(TEXTO PARA ANALIZAR):

· · · · ·

La lucha contra el peligroso atractivo de las seudociencias a veces puede parecer fútil. Por mucho que avance el conocimiento humano y por muy culta que sea una sociedad, parece que nunca dejaremos de ser vulnerables al canto de sirena del pensamiento mágico, sobre todo en momentos críticos. Ya nos podemos afanar apelando al sentido común, que las promesas de quienes pueden hacer, sin tener que demostrar resultados, siempre ganarán la partida a la rigidez necesaria del razonamiento científico. Es normal que cuando alguien busca urgentemente resultados, se sienta tentado por la posible solución inmediata, por muy inverosímil que le parezca, en lugar de esperar un veredicto (a menudo negativo) que es fruto de horas de investigaciones. Resulta tan normal como absurdo, y debemos tratar de evitarlo.
El objetivo de este artículo no es denunciar, otra vez, cómo nos engañan, cómo los medios de comunicación colaboran en la estafa dando voz a los farsantes o cómo profesionales con un título en principio respetable se saltan sin miramientos la barrera del ética. Esto, por suerte, lo hacen regularmente divulgadores como Daniel Closa, Jesús Purroy o J. M. Mulet, entre muchos otros en Catalunya. Busque sus nombres en internet la próxima vez que les quieran vender agua con azúcar para curar todos los males y encontrará suficientes argumentos para tomar una decisión inteligente. Lo que quería comentar es aquel fenómeno del «a mi vecino le funcionó», una máxima que se supone que debe otorgar fiabilidad a cualquier producto y que se usa demasiado a menudo para justificar la eficacia de un tratamiento alternativo. El caso reciente de un amigo ilustra por qué no debemos caer en la trampa de creérnoslo.
Un día, este amigo empezó a tener unos dolores de cabeza severos que no se le iban con nada. Preocupado, pidió hora al médico. Después de probar sin éxito varios fármacos durante semanas, lo envió a un especialista para descartar que no hubiera nada grave. Por suerte, no era el caso. El diagnóstico final fue de dolor de cabeza diario de origen desconocido que resistía todas las intervenciones. Mi amigo estaba contento de no tener un tumor, pero también desesperado porque la cosa no mejoraba con nada. El médico le dijo que lo único que podía hacer era esperar que pasara y le dio una serie de recomendaciones para minimizar el impacto del dolor.

· · · · ·

(EXTRACTOS DE DATOS):
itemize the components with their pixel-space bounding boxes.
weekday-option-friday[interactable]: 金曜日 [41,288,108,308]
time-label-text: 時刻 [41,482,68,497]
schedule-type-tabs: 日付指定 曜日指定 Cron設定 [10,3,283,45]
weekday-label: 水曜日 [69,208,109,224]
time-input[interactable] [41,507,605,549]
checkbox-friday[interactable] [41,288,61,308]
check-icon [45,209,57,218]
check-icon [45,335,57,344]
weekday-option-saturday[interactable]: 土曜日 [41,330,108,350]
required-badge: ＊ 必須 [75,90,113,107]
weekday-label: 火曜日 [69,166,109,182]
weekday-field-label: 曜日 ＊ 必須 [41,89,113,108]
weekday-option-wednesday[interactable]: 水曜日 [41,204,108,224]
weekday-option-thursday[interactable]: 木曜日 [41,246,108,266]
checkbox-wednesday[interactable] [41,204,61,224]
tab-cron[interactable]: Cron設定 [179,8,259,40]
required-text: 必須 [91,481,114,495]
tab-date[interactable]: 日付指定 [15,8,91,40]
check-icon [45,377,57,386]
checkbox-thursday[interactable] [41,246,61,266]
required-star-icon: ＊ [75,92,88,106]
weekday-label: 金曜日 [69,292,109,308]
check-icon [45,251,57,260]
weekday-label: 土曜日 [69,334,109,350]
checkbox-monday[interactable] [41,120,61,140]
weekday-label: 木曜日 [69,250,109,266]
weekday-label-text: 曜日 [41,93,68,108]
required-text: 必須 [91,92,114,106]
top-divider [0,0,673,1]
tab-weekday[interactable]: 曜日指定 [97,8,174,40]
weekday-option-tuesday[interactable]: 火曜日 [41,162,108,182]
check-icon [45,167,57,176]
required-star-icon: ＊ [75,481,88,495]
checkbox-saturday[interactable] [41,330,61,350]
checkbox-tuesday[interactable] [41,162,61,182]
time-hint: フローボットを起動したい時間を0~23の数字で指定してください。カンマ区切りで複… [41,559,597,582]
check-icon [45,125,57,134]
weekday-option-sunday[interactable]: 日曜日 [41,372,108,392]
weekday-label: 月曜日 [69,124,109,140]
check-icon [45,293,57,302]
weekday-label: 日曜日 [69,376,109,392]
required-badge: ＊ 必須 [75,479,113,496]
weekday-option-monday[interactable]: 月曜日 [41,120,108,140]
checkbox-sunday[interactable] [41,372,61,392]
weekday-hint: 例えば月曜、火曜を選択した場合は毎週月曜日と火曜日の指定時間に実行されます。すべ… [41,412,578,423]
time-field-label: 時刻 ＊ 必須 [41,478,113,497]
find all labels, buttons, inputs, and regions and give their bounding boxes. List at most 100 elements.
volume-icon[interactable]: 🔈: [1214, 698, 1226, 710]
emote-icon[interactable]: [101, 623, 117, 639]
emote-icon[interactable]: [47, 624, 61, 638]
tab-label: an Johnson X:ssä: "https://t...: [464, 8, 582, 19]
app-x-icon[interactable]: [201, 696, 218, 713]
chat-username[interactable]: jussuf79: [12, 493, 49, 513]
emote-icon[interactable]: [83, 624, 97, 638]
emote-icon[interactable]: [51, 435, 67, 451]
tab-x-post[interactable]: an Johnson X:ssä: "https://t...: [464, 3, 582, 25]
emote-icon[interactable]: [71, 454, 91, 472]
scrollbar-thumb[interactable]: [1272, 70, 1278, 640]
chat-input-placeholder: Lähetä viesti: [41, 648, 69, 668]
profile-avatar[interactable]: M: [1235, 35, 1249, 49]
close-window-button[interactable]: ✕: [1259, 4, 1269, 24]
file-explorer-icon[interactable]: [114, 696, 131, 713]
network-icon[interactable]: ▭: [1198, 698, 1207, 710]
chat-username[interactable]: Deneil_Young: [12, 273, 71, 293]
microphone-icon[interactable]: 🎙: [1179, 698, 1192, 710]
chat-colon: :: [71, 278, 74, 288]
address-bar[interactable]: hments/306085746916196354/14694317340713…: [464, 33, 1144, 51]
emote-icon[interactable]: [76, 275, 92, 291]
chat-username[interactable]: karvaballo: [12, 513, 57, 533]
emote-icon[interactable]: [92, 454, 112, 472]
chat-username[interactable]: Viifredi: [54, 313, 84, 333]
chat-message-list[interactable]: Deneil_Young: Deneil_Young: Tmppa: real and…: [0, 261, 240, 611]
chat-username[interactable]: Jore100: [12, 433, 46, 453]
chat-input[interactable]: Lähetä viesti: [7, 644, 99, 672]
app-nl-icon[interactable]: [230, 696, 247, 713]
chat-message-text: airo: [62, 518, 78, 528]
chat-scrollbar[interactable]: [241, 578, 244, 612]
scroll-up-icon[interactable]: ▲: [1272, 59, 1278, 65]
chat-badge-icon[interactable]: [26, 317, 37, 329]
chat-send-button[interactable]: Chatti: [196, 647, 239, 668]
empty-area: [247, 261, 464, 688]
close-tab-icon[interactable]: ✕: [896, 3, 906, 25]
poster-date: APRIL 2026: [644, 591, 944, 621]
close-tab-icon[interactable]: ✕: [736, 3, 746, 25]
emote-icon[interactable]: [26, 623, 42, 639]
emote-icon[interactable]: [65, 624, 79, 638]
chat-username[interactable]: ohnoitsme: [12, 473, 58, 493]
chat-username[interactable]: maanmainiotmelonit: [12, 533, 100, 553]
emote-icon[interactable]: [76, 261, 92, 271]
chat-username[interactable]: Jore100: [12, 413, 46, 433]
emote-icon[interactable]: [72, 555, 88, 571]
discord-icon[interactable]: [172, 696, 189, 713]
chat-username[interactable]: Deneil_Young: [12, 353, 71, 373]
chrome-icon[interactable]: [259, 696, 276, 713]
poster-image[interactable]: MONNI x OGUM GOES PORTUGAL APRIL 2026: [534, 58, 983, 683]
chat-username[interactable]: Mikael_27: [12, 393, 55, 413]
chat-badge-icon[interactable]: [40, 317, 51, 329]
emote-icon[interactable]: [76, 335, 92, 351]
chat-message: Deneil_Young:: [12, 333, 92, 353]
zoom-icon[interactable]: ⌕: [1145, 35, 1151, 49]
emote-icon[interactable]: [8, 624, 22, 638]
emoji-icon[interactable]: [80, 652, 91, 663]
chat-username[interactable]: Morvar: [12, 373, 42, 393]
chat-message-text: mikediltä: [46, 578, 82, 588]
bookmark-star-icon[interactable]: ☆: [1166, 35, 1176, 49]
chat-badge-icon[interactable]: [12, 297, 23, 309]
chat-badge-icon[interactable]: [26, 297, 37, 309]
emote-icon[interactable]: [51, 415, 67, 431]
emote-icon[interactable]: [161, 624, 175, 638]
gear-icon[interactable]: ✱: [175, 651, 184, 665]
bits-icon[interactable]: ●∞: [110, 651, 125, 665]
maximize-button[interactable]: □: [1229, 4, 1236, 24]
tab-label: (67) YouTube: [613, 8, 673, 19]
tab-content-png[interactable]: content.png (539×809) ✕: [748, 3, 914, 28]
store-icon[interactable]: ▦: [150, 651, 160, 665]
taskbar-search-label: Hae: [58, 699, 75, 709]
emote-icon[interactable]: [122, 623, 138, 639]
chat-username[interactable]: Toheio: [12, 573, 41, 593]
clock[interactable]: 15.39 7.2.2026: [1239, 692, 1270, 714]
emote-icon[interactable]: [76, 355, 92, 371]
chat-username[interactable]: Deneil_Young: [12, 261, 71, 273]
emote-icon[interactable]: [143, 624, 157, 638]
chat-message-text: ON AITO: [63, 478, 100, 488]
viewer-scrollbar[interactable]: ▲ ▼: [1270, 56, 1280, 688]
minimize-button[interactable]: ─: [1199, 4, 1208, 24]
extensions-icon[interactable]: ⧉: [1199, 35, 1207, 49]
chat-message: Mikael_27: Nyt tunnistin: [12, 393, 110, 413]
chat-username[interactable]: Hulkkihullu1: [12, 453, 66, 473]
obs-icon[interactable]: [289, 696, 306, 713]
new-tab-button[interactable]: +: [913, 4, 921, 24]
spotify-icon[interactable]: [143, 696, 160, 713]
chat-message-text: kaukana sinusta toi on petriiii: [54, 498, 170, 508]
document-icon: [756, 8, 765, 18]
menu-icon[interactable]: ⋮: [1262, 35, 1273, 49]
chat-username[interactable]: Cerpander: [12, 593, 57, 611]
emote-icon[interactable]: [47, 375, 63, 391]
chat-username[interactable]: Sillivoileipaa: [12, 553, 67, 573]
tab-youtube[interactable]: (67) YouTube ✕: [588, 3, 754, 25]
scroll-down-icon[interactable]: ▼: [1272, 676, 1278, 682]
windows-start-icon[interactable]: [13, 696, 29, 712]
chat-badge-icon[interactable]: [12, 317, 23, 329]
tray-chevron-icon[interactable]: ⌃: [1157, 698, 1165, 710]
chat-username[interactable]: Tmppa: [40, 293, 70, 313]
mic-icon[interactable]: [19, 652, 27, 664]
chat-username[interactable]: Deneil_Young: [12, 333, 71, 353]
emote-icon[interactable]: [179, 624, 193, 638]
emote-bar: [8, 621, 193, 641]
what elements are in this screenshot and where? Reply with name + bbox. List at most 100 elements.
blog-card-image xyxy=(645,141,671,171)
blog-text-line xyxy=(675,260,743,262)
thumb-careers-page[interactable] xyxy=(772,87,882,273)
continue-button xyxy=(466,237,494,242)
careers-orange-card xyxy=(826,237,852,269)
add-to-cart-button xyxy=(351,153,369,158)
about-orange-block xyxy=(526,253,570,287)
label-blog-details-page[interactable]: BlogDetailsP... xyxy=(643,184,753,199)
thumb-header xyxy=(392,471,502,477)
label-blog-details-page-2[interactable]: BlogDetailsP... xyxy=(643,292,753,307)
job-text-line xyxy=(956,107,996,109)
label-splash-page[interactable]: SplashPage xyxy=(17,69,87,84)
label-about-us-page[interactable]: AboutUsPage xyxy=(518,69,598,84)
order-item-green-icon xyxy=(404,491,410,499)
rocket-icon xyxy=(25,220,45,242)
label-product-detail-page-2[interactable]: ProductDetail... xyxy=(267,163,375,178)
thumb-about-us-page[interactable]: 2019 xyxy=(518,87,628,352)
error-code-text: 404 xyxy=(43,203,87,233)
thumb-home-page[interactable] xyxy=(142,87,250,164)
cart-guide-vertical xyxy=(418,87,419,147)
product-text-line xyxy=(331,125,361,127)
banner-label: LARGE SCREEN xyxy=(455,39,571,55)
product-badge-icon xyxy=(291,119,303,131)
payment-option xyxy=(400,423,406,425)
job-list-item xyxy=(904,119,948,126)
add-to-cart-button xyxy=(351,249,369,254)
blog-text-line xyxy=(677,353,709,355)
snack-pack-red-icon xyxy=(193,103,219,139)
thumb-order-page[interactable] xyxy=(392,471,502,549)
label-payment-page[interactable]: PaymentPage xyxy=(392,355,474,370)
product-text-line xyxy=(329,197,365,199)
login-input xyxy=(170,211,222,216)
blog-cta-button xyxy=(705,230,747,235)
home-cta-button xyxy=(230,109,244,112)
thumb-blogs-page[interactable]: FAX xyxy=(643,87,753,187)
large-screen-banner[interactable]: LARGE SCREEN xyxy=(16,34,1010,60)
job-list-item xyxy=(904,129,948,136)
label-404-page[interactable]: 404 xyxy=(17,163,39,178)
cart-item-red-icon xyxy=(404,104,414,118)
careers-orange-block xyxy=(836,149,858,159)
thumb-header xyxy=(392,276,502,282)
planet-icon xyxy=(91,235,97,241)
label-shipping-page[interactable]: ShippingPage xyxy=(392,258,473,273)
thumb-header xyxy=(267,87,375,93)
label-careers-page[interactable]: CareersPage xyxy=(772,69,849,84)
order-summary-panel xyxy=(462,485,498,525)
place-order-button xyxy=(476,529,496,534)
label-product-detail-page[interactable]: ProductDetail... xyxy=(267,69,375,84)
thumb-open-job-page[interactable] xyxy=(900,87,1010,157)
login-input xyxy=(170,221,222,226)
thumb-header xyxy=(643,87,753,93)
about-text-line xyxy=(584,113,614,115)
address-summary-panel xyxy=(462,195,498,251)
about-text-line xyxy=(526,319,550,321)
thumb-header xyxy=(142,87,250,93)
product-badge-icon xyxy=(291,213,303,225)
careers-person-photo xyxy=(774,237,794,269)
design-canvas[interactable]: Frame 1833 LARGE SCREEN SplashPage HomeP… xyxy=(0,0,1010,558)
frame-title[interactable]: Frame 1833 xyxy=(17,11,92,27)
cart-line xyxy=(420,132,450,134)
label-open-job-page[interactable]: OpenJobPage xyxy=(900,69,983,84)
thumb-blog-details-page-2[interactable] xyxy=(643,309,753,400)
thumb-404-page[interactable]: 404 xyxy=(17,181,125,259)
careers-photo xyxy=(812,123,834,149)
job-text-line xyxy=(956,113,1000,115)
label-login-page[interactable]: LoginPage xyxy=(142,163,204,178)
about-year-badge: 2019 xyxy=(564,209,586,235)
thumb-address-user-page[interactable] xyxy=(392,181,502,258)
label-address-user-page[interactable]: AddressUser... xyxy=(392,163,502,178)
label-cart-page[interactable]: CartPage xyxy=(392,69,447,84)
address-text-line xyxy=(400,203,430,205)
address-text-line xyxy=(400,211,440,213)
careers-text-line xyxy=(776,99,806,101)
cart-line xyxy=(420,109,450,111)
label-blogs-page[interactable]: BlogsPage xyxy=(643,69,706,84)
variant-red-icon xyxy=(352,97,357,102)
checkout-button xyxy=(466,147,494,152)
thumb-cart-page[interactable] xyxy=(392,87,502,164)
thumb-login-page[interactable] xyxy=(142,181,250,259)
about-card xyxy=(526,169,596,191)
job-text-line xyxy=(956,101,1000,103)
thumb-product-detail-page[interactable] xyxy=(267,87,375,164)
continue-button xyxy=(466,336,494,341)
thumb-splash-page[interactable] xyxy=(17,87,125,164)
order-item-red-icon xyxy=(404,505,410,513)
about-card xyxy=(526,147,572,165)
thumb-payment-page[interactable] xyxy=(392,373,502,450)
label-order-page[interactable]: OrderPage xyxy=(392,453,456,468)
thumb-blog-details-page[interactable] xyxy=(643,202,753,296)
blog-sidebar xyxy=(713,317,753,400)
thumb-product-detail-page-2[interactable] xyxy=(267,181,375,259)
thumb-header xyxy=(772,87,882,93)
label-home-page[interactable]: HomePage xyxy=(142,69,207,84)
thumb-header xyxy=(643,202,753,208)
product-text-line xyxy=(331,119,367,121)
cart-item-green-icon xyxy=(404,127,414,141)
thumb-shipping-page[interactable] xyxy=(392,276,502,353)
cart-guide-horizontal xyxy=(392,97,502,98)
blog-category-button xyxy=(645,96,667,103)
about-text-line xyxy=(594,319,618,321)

· · · · ·

(INSTRUCCIONES): Copia el fragmento del texto sobre las seudociencias que empieza en «La lucha contra» y sigue hasta «tratar de evitarlo.», cambiando «canto de sirena» por «reclamo».

(RESULTADO):
La lucha contra el peligroso atractivo de las seudociencias a veces puede parecer fútil. Por mucho que avance el conocimiento humano y por muy culta que sea una sociedad, parece que nunca dejaremos de ser vulnerables al reclamo del pensamiento mágico, sobre todo en momentos críticos. Ya nos podemos afanar apelando al sentido común, que las promesas de quienes pueden hacer, sin tener que demostrar resultados, siempre ganarán la partida a la rigidez necesaria del razonamiento científico. Es normal que cuando alguien busca urgentemente resultados, se sienta tentado por la posible solución inmediata, por muy inverosímil que le parezca, en lugar de esperar un veredicto (a menudo negativo) que es fruto de horas de investigaciones. Resulta tan normal como absurdo, y debemos tratar de evitarlo.